Exercise instructions:
1/ Reproduce a passage from the Bulgaria debt collection article below. Start at the words "Debt Collection in Bulgaria 2026, What" and end after the words "and individual-trader debts.".
2/ According to the Bulgaria debt collection article below, what did the euro adoption trigger mandatory currency conversion of? List every item.

BEGIN Provided passage

Debt Collection in Bulgaria 2026, What Creditors Must Do Now After Euro Adoption & the Personal Insolvency Law

By Global Law Experts
– posted 3 hours ago

Last updated: 3 May 2026

Debt collection in Bulgaria 2026 operates in a fundamentally different legal and monetary environment than it did just twelve months ago. On 1 January 2026 Bulgaria officially adopted the euro, replacing the Bulgarian lev (BGN) and triggering mandatory currency conversion of all outstanding monetary obligations, statutory interest rules, and invoicing requirements. Separately, the country’s new Personal Insolvency Law, adopted by the National Assembly in 2025 and published in the State Gazette, carries an expected implementation date of March 2026, introducing for the first time a structured insolvency framework for natural persons that will directly affect how creditors recover consumer and individual-trader debts.

Together, these two changes demand immediate operational adjustments from every creditor, domestic or international, with exposure to Bulgarian debtors.

END Provided passage
BEGIN Information shown

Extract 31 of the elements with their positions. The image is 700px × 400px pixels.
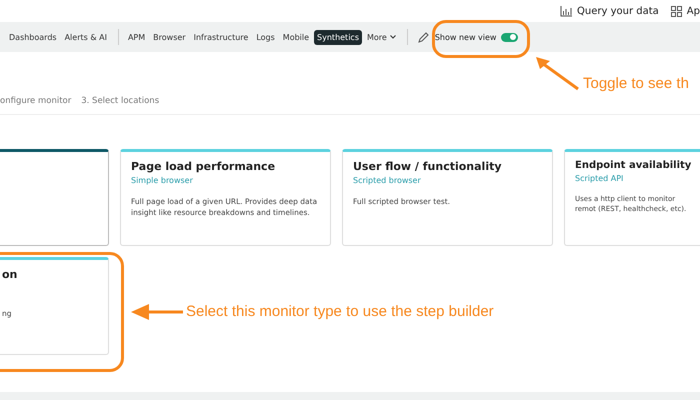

END Information shown

Answers to the exercises:
1/
Debt Collection in Bulgaria 2026, What Creditors Must Do Now After Euro Adoption & the Personal Insolvency Law

By Global Law Experts
– posted 3 hours ago

Last updated: 3 May 2026

Debt collection in Bulgaria 2026 operates in a fundamentally different legal and monetary environment than it did just twelve months ago. On 1 January 2026 Bulgaria officially adopted the euro, replacing the Bulgarian lev (BGN) and triggering mandatory currency conversion of all outstanding monetary obligations, statutory interest rules, and invoicing requirements. Separately, the country’s new Personal Insolvency Law, adopted by the National Assembly in 2025 and published in the State Gazette, carries an expected implementation date of March 2026, introducing for the first time a structured insolvency framework for natural persons that will directly affect how creditors recover consumer and individual-trader debts.

2/
- All outstanding monetary obligations
- Statutory interest rules
- Invoicing requirements